--- begin ---
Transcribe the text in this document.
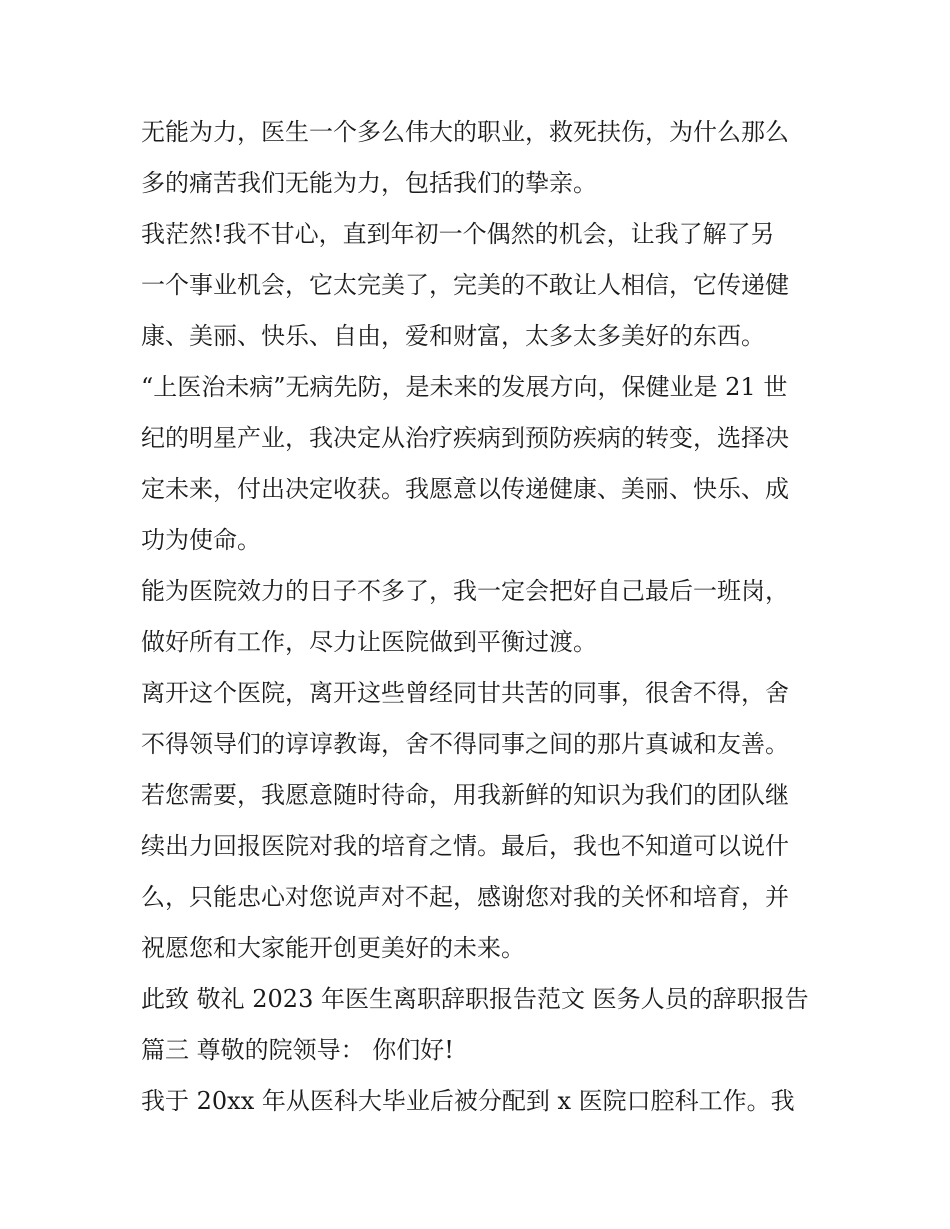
无能为力，医生一个多么伟大的职业，救死扶伤，为什么那么
多的痛苦我们无能为力，包括我们的挚亲。
我茫然!我不甘心，直到年初一个偶然的机会，让我了解了另
一个事业机会，它太完美了，完美的不敢让人相信，它传递健
康、美丽、快乐、自由，爱和财富，太多太多美好的东西。
“上医治未病”无病先防，是未来的发展方向，保健业是 21 世
纪的明星产业，我决定从治疗疾病到预防疾病的转变，选择决
定未来，付出决定收获。我愿意以传递健康、美丽、快乐、成
功为使命。
能为医院效力的日子不多了，我一定会把好自己最后一班岗，
做好所有工作，尽力让医院做到平衡过渡。
离开这个医院，离开这些曾经同甘共苦的同事，很舍不得，舍
不得领导们的谆谆教诲，舍不得同事之间的那片真诚和友善。
若您需要，我愿意随时待命，用我新鲜的知识为我们的团队继
续出力回报医院对我的培育之情。最后，我也不知道可以说什
么，只能忠心对您说声对不起，感谢您对我的关怀和培育，并
祝愿您和大家能开创更美好的未来。
此致 敬礼 2023 年医生离职辞职报告范文 医务人员的辞职报告
篇三 尊敬的院领导： 你们好!
我于 20xx 年从医科大毕业后被分配到 x 医院口腔科工作。我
--- end ---
*TASK BRIEF*: Leave out the pictures and print every line of the data exactly.

*ANSWER BELOW*:
Transcribe the text in this document.
无能为力，医生一个多么伟大的职业，救死扶伤，为什么那么
多的痛苦我们无能为力，包括我们的挚亲。
我茫然!我不甘心，直到年初一个偶然的机会，让我了解了另
一个事业机会，它太完美了，完美的不敢让人相信，它传递健
康、美丽、快乐、自由，爱和财富，太多太多美好的东西。
“上医治未病”无病先防，是未来的发展方向，保健业是 21 世
纪的明星产业，我决定从治疗疾病到预防疾病的转变，选择决
定未来，付出决定收获。我愿意以传递健康、美丽、快乐、成
功为使命。
能为医院效力的日子不多了，我一定会把好自己最后一班岗，
做好所有工作，尽力让医院做到平衡过渡。
离开这个医院，离开这些曾经同甘共苦的同事，很舍不得，舍
不得领导们的谆谆教诲，舍不得同事之间的那片真诚和友善。
若您需要，我愿意随时待命，用我新鲜的知识为我们的团队继
续出力回报医院对我的培育之情。最后，我也不知道可以说什
么，只能忠心对您说声对不起，感谢您对我的关怀和培育，并
祝愿您和大家能开创更美好的未来。
此致 敬礼 2023 年医生离职辞职报告范文 医务人员的辞职报告
篇三 尊敬的院领导： 你们好!
我于 20xx 年从医科大毕业后被分配到 x 医院口腔科工作。我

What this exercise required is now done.